Short exercise - Reply with one number: the count of lines in the records below that hold "India".

Data excerpts:
begin

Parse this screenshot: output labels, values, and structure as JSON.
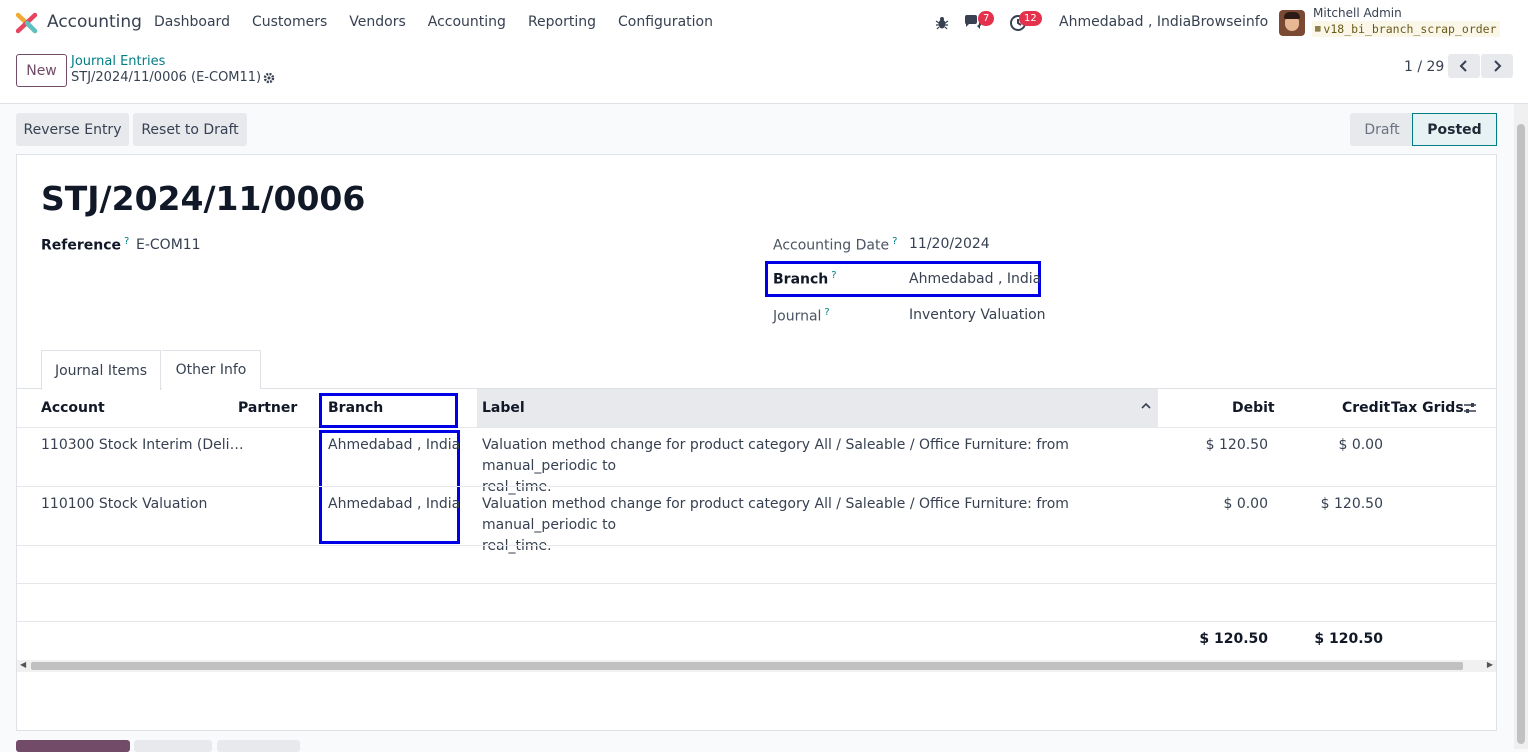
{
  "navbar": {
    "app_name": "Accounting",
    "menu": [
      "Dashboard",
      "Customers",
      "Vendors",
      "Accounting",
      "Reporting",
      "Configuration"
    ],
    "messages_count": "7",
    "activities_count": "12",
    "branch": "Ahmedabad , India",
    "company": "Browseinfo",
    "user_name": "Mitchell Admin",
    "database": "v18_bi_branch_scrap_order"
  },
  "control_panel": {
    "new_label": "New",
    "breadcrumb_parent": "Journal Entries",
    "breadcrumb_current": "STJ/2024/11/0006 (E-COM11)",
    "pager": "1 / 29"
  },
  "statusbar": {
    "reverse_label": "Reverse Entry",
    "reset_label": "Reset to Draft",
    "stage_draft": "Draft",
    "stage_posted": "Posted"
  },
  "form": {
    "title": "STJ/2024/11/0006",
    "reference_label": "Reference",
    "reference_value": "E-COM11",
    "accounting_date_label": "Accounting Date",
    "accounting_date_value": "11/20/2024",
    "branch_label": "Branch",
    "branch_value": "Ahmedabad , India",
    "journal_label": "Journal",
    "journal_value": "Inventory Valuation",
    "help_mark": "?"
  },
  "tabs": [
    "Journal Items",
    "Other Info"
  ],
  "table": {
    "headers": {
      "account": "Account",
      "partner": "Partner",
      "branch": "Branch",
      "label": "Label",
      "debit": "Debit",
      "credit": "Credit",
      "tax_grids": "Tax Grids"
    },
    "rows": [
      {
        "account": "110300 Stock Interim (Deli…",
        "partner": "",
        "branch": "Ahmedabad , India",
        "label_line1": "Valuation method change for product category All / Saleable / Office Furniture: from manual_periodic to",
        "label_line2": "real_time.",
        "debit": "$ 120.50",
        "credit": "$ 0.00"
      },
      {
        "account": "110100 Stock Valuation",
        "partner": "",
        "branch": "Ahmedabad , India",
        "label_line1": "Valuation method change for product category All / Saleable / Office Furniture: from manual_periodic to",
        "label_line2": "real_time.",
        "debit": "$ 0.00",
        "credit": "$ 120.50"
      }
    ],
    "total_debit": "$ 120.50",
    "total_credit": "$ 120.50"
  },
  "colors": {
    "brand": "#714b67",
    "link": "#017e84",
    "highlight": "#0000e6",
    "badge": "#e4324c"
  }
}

end

Exercise result - 4